_WORK TO COMPLETE_
Copy out all of the data below with no alterations.

_EXTRACTED ENTRIES_

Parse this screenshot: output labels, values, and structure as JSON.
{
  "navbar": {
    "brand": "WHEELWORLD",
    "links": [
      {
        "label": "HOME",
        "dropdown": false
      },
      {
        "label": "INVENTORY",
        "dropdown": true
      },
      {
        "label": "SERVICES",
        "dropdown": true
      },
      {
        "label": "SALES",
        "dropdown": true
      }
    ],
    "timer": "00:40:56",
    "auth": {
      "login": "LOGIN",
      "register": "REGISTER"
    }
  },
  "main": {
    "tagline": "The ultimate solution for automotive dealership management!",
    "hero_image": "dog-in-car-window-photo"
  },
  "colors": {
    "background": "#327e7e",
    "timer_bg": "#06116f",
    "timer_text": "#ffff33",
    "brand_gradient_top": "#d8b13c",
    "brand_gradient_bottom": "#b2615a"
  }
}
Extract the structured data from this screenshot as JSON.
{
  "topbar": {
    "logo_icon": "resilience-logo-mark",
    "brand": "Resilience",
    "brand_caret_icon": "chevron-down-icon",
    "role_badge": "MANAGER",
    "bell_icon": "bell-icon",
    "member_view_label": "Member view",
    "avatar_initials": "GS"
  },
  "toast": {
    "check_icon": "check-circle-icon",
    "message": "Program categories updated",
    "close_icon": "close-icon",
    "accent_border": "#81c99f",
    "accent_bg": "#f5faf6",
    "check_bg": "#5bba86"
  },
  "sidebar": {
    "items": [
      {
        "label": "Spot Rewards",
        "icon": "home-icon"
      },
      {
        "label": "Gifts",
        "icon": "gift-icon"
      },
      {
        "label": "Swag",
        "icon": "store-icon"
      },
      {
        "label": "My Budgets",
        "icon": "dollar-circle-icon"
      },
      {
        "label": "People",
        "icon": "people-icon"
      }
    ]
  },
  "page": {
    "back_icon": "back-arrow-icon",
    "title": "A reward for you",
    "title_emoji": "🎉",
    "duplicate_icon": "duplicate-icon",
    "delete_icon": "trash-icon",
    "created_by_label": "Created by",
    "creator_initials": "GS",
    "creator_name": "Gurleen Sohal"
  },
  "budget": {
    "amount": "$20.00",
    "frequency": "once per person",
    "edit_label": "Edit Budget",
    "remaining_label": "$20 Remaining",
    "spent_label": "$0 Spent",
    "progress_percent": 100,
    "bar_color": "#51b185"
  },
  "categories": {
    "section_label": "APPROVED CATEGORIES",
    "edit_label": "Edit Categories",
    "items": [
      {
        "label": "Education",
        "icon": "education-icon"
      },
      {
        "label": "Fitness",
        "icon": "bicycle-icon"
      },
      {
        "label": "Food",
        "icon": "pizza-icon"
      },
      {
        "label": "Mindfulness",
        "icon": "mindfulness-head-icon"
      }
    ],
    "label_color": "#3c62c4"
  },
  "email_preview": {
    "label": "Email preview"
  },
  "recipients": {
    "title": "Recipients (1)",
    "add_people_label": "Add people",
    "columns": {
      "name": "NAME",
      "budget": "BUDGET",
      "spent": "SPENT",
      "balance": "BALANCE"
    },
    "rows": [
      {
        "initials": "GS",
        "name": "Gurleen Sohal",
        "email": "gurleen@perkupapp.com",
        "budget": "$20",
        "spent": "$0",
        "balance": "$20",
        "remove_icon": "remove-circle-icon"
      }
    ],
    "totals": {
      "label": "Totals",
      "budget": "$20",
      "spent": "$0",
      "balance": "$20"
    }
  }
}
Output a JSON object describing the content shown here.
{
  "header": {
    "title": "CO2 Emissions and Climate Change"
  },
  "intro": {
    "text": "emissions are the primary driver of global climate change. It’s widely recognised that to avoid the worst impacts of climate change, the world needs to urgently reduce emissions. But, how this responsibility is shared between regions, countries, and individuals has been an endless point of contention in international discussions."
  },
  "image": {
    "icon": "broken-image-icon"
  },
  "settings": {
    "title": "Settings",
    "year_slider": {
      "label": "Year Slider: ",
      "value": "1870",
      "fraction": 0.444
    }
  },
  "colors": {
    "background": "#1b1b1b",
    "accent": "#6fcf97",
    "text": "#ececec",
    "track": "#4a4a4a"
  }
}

_ANSWER TO THE PROBLEM_
Parse this screenshot: output labels, values, and structure as JSON.
{
  "navbar": {
    "brand": "WHEELWORLD",
    "links": [
      {
        "label": "HOME",
        "dropdown": false
      },
      {
        "label": "INVENTORY",
        "dropdown": true
      },
      {
        "label": "SERVICES",
        "dropdown": true
      },
      {
        "label": "SALES",
        "dropdown": true
      }
    ],
    "timer": "00:40:56",
    "auth": {
      "login": "LOGIN",
      "register": "REGISTER"
    }
  },
  "main": {
    "tagline": "The ultimate solution for automotive dealership management!",
    "hero_image": "dog-in-car-window-photo"
  },
  "colors": {
    "background": "#327e7e",
    "timer_bg": "#06116f",
    "timer_text": "#ffff33",
    "brand_gradient_top": "#d8b13c",
    "brand_gradient_bottom": "#b2615a"
  }
}
Extract the structured data from this screenshot as JSON.
{
  "topbar": {
    "logo_icon": "resilience-logo-mark",
    "brand": "Resilience",
    "brand_caret_icon": "chevron-down-icon",
    "role_badge": "MANAGER",
    "bell_icon": "bell-icon",
    "member_view_label": "Member view",
    "avatar_initials": "GS"
  },
  "toast": {
    "check_icon": "check-circle-icon",
    "message": "Program categories updated",
    "close_icon": "close-icon",
    "accent_border": "#81c99f",
    "accent_bg": "#f5faf6",
    "check_bg": "#5bba86"
  },
  "sidebar": {
    "items": [
      {
        "label": "Spot Rewards",
        "icon": "home-icon"
      },
      {
        "label": "Gifts",
        "icon": "gift-icon"
      },
      {
        "label": "Swag",
        "icon": "store-icon"
      },
      {
        "label": "My Budgets",
        "icon": "dollar-circle-icon"
      },
      {
        "label": "People",
        "icon": "people-icon"
      }
    ]
  },
  "page": {
    "back_icon": "back-arrow-icon",
    "title": "A reward for you",
    "title_emoji": "🎉",
    "duplicate_icon": "duplicate-icon",
    "delete_icon": "trash-icon",
    "created_by_label": "Created by",
    "creator_initials": "GS",
    "creator_name": "Gurleen Sohal"
  },
  "budget": {
    "amount": "$20.00",
    "frequency": "once per person",
    "edit_label": "Edit Budget",
    "remaining_label": "$20 Remaining",
    "spent_label": "$0 Spent",
    "progress_percent": 100,
    "bar_color": "#51b185"
  },
  "categories": {
    "section_label": "APPROVED CATEGORIES",
    "edit_label": "Edit Categories",
    "items": [
      {
        "label": "Education",
        "icon": "education-icon"
      },
      {
        "label": "Fitness",
        "icon": "bicycle-icon"
      },
      {
        "label": "Food",
        "icon": "pizza-icon"
      },
      {
        "label": "Mindfulness",
        "icon": "mindfulness-head-icon"
      }
    ],
    "label_color": "#3c62c4"
  },
  "email_preview": {
    "label": "Email preview"
  },
  "recipients": {
    "title": "Recipients (1)",
    "add_people_label": "Add people",
    "columns": {
      "name": "NAME",
      "budget": "BUDGET",
      "spent": "SPENT",
      "balance": "BALANCE"
    },
    "rows": [
      {
        "initials": "GS",
        "name": "Gurleen Sohal",
        "email": "gurleen@perkupapp.com",
        "budget": "$20",
        "spent": "$0",
        "balance": "$20",
        "remove_icon": "remove-circle-icon"
      }
    ],
    "totals": {
      "label": "Totals",
      "budget": "$20",
      "spent": "$0",
      "balance": "$20"
    }
  }
}
Output a JSON object describing the content shown here.
{
  "header": {
    "title": "CO2 Emissions and Climate Change"
  },
  "intro": {
    "text": "emissions are the primary driver of global climate change. It’s widely recognised that to avoid the worst impacts of climate change, the world needs to urgently reduce emissions. But, how this responsibility is shared between regions, countries, and individuals has been an endless point of contention in international discussions."
  },
  "image": {
    "icon": "broken-image-icon"
  },
  "settings": {
    "title": "Settings",
    "year_slider": {
      "label": "Year Slider: ",
      "value": "1870",
      "fraction": 0.444
    }
  },
  "colors": {
    "background": "#1b1b1b",
    "accent": "#6fcf97",
    "text": "#ececec",
    "track": "#4a4a4a"
  }
}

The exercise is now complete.